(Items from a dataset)
+++
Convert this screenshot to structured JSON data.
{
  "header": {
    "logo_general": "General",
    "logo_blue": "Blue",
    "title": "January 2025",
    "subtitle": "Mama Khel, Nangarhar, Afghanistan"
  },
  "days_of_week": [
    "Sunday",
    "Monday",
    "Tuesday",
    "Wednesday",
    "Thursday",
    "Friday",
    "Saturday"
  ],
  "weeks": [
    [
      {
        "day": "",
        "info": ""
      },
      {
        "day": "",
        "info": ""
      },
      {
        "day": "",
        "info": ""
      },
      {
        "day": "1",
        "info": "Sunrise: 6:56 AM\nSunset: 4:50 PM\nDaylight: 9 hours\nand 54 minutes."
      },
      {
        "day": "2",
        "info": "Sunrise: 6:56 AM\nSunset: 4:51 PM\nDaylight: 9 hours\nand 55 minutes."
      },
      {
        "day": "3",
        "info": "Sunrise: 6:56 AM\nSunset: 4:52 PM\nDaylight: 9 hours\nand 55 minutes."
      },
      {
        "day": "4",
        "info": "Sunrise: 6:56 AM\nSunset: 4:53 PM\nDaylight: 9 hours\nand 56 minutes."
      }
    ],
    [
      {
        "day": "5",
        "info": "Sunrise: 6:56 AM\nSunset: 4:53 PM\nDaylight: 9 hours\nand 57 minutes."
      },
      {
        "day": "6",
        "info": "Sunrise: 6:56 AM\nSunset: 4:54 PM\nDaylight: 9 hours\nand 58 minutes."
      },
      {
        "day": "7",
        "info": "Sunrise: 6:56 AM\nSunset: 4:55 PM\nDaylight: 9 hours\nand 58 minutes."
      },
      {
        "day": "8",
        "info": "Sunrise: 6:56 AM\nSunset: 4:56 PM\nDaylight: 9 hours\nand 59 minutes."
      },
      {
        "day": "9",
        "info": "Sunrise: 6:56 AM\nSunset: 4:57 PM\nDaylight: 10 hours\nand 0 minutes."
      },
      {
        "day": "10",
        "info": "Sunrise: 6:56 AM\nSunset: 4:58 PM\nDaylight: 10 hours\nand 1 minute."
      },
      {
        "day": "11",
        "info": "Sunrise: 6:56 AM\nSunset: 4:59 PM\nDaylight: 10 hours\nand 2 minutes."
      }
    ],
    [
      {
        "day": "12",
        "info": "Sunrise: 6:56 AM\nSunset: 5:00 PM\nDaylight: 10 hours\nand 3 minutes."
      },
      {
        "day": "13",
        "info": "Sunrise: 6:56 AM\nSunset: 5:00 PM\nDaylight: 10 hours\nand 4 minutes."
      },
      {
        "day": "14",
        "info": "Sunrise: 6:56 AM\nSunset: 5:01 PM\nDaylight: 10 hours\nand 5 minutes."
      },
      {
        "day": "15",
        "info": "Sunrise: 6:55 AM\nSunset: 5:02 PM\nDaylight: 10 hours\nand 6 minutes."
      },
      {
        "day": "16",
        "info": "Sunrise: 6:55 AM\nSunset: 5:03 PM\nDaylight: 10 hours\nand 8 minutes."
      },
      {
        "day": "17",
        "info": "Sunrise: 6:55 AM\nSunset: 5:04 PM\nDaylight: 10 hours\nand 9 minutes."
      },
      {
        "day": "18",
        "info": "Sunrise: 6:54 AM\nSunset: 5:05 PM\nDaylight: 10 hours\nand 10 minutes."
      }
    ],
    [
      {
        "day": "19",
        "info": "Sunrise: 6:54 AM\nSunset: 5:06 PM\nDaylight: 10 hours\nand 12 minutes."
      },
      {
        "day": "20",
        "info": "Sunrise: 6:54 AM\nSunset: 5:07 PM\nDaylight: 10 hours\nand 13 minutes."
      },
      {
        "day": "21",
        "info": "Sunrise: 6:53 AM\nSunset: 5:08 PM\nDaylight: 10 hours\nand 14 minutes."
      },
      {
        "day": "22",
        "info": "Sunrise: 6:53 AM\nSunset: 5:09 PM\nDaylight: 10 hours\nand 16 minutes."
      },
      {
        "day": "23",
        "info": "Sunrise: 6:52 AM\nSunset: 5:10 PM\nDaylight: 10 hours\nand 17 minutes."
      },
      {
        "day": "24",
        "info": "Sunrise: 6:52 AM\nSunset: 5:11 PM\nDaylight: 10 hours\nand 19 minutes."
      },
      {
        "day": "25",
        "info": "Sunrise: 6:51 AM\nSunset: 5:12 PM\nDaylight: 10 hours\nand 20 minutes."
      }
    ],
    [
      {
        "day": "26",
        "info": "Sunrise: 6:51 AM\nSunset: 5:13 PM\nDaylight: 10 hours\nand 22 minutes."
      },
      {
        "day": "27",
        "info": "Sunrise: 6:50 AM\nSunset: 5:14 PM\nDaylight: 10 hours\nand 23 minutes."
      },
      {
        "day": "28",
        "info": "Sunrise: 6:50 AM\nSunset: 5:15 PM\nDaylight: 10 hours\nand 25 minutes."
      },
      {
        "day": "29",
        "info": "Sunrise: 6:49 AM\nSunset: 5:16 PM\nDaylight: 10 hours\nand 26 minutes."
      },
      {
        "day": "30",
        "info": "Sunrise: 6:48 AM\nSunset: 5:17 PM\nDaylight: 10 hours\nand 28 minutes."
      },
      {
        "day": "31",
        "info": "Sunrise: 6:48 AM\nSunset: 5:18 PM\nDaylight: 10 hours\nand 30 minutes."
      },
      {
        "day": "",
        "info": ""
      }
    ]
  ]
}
+++
*Your task:* Write out all the entries exactly.

*Solved problem:*
Convert this screenshot to structured JSON data.
{
  "header": {
    "logo_general": "General",
    "logo_blue": "Blue",
    "title": "January 2025",
    "subtitle": "Mama Khel, Nangarhar, Afghanistan"
  },
  "days_of_week": [
    "Sunday",
    "Monday",
    "Tuesday",
    "Wednesday",
    "Thursday",
    "Friday",
    "Saturday"
  ],
  "weeks": [
    [
      {
        "day": "",
        "info": ""
      },
      {
        "day": "",
        "info": ""
      },
      {
        "day": "",
        "info": ""
      },
      {
        "day": "1",
        "info": "Sunrise: 6:56 AM\nSunset: 4:50 PM\nDaylight: 9 hours\nand 54 minutes."
      },
      {
        "day": "2",
        "info": "Sunrise: 6:56 AM\nSunset: 4:51 PM\nDaylight: 9 hours\nand 55 minutes."
      },
      {
        "day": "3",
        "info": "Sunrise: 6:56 AM\nSunset: 4:52 PM\nDaylight: 9 hours\nand 55 minutes."
      },
      {
        "day": "4",
        "info": "Sunrise: 6:56 AM\nSunset: 4:53 PM\nDaylight: 9 hours\nand 56 minutes."
      }
    ],
    [
      {
        "day": "5",
        "info": "Sunrise: 6:56 AM\nSunset: 4:53 PM\nDaylight: 9 hours\nand 57 minutes."
      },
      {
        "day": "6",
        "info": "Sunrise: 6:56 AM\nSunset: 4:54 PM\nDaylight: 9 hours\nand 58 minutes."
      },
      {
        "day": "7",
        "info": "Sunrise: 6:56 AM\nSunset: 4:55 PM\nDaylight: 9 hours\nand 58 minutes."
      },
      {
        "day": "8",
        "info": "Sunrise: 6:56 AM\nSunset: 4:56 PM\nDaylight: 9 hours\nand 59 minutes."
      },
      {
        "day": "9",
        "info": "Sunrise: 6:56 AM\nSunset: 4:57 PM\nDaylight: 10 hours\nand 0 minutes."
      },
      {
        "day": "10",
        "info": "Sunrise: 6:56 AM\nSunset: 4:58 PM\nDaylight: 10 hours\nand 1 minute."
      },
      {
        "day": "11",
        "info": "Sunrise: 6:56 AM\nSunset: 4:59 PM\nDaylight: 10 hours\nand 2 minutes."
      }
    ],
    [
      {
        "day": "12",
        "info": "Sunrise: 6:56 AM\nSunset: 5:00 PM\nDaylight: 10 hours\nand 3 minutes."
      },
      {
        "day": "13",
        "info": "Sunrise: 6:56 AM\nSunset: 5:00 PM\nDaylight: 10 hours\nand 4 minutes."
      },
      {
        "day": "14",
        "info": "Sunrise: 6:56 AM\nSunset: 5:01 PM\nDaylight: 10 hours\nand 5 minutes."
      },
      {
        "day": "15",
        "info": "Sunrise: 6:55 AM\nSunset: 5:02 PM\nDaylight: 10 hours\nand 6 minutes."
      },
      {
        "day": "16",
        "info": "Sunrise: 6:55 AM\nSunset: 5:03 PM\nDaylight: 10 hours\nand 8 minutes."
      },
      {
        "day": "17",
        "info": "Sunrise: 6:55 AM\nSunset: 5:04 PM\nDaylight: 10 hours\nand 9 minutes."
      },
      {
        "day": "18",
        "info": "Sunrise: 6:54 AM\nSunset: 5:05 PM\nDaylight: 10 hours\nand 10 minutes."
      }
    ],
    [
      {
        "day": "19",
        "info": "Sunrise: 6:54 AM\nSunset: 5:06 PM\nDaylight: 10 hours\nand 12 minutes."
      },
      {
        "day": "20",
        "info": "Sunrise: 6:54 AM\nSunset: 5:07 PM\nDaylight: 10 hours\nand 13 minutes."
      },
      {
        "day": "21",
        "info": "Sunrise: 6:53 AM\nSunset: 5:08 PM\nDaylight: 10 hours\nand 14 minutes."
      },
      {
        "day": "22",
        "info": "Sunrise: 6:53 AM\nSunset: 5:09 PM\nDaylight: 10 hours\nand 16 minutes."
      },
      {
        "day": "23",
        "info": "Sunrise: 6:52 AM\nSunset: 5:10 PM\nDaylight: 10 hours\nand 17 minutes."
      },
      {
        "day": "24",
        "info": "Sunrise: 6:52 AM\nSunset: 5:11 PM\nDaylight: 10 hours\nand 19 minutes."
      },
      {
        "day": "25",
        "info": "Sunrise: 6:51 AM\nSunset: 5:12 PM\nDaylight: 10 hours\nand 20 minutes."
      }
    ],
    [
      {
        "day": "26",
        "info": "Sunrise: 6:51 AM\nSunset: 5:13 PM\nDaylight: 10 hours\nand 22 minutes."
      },
      {
        "day": "27",
        "info": "Sunrise: 6:50 AM\nSunset: 5:14 PM\nDaylight: 10 hours\nand 23 minutes."
      },
      {
        "day": "28",
        "info": "Sunrise: 6:50 AM\nSunset: 5:15 PM\nDaylight: 10 hours\nand 25 minutes."
      },
      {
        "day": "29",
        "info": "Sunrise: 6:49 AM\nSunset: 5:16 PM\nDaylight: 10 hours\nand 26 minutes."
      },
      {
        "day": "30",
        "info": "Sunrise: 6:48 AM\nSunset: 5:17 PM\nDaylight: 10 hours\nand 28 minutes."
      },
      {
        "day": "31",
        "info": "Sunrise: 6:48 AM\nSunset: 5:18 PM\nDaylight: 10 hours\nand 30 minutes."
      },
      {
        "day": "",
        "info": ""
      }
    ]
  ]
}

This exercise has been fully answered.